Do this: Wherever the word "dire" shows up in a line, please copy that line.

========================

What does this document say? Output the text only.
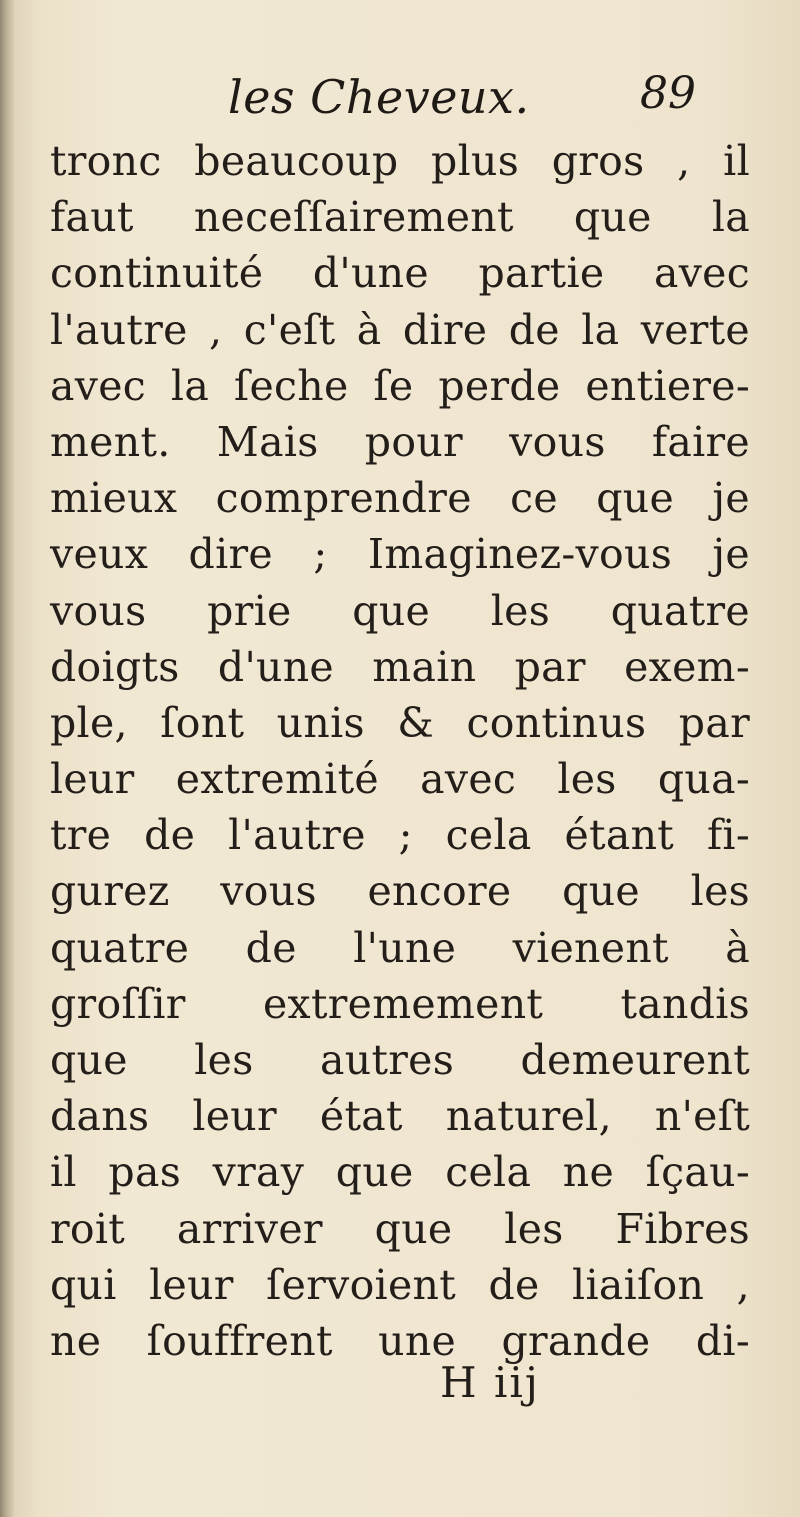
les Cheveux.	89
tronc beaucoup plus gros , il
faut neceſſairement que la
continuité d'une partie avec
l'autre , c'eſt à dire de la verte
avec la ſeche ſe perde entiere-
ment. Mais pour vous faire
mieux comprendre ce que je
veux dire ; Imaginez-vous je
vous prie que les quatre
doigts d'une main par exem-
ple, ſont unis & continus par
leur extremité avec les qua-
tre de l'autre ; cela étant fi-
gurez vous encore que les
quatre de l'une vienent à
groſſir extremement tandis
que les autres demeurent
dans leur état naturel, n'eſt
il pas vray que cela ne ſçau-
roit arriver que les Fibres
qui leur ſervoient de liaiſon ,
ne ſouffrent une grande di-
H iij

========================

Complete response:
l'autre , c'eſt à dire de la verte
veux dire ; Imaginez-vous je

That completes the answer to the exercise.